-- Exercise prompt --
Every line with the word "物体做功越多" in it should be extracted from the data that follows.

━━━ Data section ━━━

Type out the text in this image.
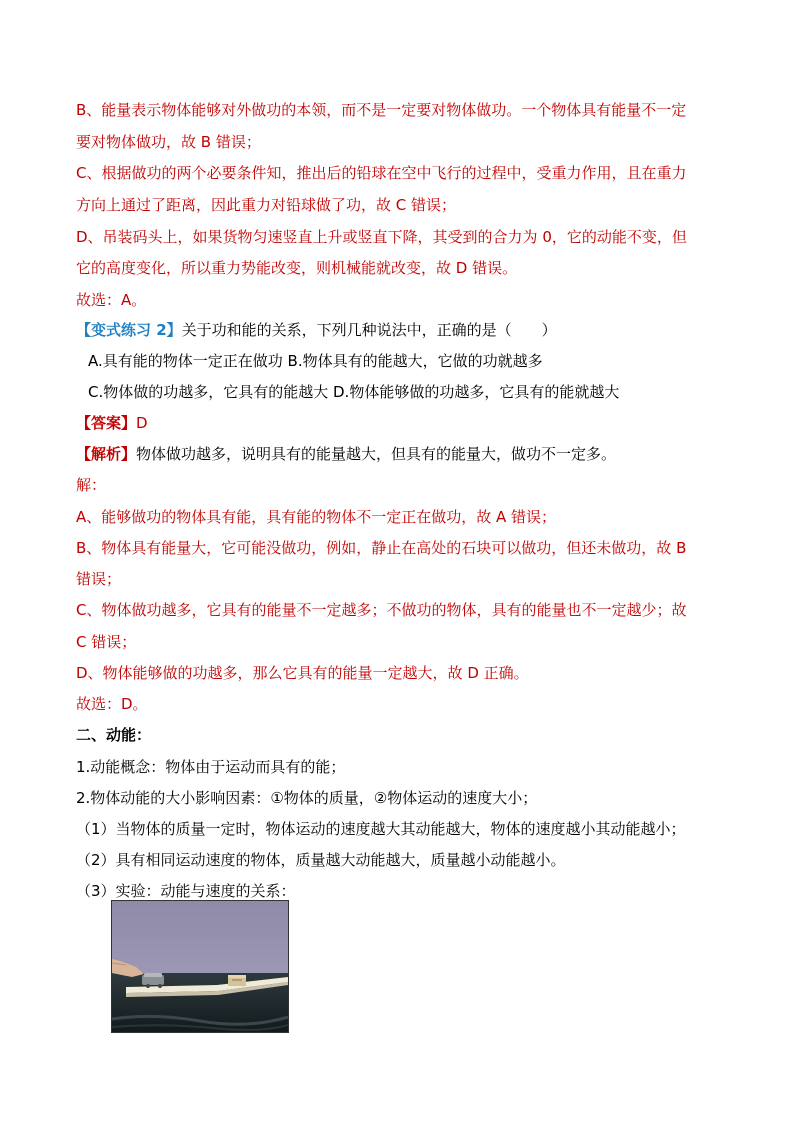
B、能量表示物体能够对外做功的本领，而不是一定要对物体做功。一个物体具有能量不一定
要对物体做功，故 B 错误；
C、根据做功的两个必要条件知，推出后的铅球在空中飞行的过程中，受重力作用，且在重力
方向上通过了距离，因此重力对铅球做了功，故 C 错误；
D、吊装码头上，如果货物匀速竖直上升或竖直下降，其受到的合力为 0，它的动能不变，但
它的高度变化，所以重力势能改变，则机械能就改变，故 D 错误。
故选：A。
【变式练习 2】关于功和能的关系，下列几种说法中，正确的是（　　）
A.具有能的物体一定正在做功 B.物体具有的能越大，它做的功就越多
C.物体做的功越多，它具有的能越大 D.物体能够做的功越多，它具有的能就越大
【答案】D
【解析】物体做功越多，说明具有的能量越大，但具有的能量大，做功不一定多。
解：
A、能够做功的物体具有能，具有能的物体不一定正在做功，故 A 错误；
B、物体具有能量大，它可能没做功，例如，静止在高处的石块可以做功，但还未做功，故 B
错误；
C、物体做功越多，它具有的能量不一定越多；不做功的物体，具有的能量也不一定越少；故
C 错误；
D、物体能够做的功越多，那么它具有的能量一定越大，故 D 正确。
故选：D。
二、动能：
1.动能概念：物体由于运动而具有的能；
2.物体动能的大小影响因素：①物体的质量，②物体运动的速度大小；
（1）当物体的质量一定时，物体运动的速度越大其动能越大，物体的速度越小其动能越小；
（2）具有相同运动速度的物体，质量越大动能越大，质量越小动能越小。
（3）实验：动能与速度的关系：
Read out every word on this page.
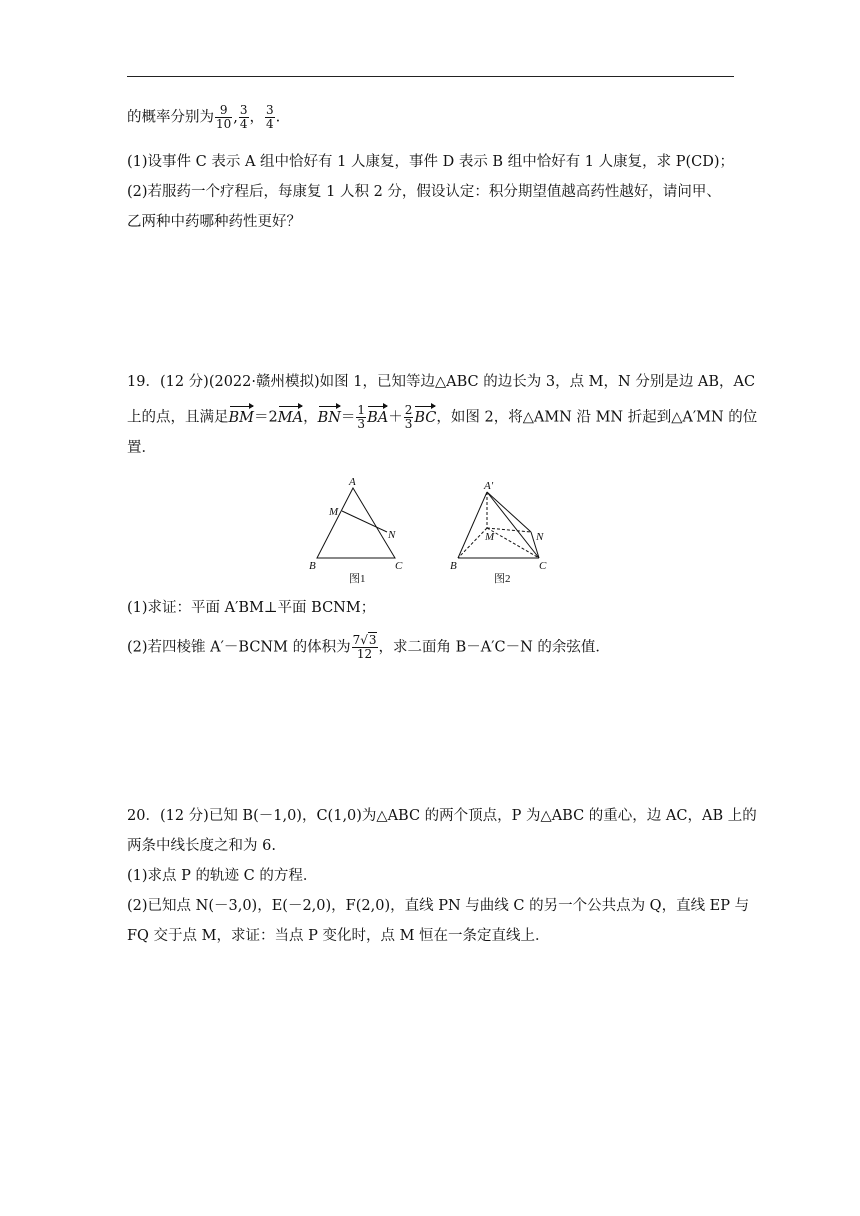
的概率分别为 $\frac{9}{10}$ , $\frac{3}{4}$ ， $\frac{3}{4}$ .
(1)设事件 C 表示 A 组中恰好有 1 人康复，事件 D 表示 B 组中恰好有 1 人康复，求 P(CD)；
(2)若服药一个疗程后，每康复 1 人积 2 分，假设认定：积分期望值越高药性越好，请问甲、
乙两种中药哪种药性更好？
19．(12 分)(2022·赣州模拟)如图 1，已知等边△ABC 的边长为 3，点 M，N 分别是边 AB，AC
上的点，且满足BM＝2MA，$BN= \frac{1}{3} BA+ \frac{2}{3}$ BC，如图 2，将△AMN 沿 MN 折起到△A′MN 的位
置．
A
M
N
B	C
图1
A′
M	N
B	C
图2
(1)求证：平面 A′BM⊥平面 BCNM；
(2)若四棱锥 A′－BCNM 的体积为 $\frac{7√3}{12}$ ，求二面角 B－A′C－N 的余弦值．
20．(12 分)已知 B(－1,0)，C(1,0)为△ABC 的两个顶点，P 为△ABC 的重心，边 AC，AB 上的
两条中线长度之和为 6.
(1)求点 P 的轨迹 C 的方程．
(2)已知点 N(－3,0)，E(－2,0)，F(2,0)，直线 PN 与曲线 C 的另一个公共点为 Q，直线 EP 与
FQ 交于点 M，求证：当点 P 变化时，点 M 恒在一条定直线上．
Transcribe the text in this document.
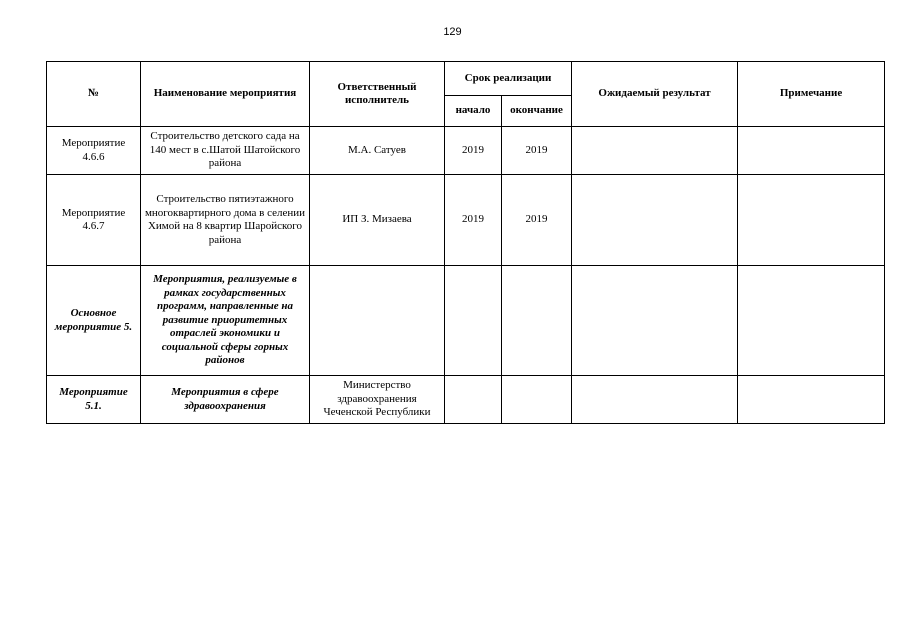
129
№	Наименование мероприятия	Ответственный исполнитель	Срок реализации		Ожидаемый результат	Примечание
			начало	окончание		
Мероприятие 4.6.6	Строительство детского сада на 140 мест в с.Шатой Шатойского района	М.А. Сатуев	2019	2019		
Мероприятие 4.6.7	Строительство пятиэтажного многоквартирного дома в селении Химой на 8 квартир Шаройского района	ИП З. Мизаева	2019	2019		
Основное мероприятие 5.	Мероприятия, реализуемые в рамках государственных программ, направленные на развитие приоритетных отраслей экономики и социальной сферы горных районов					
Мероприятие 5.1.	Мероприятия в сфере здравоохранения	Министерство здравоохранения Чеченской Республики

━━━

-- Full response --
【解析】物体做功越多，说明具有的能量越大，但具有的能量大，做功不一定多。
C、物体做功越多，它具有的能量不一定越多；不做功的物体，具有的能量也不一定越少；故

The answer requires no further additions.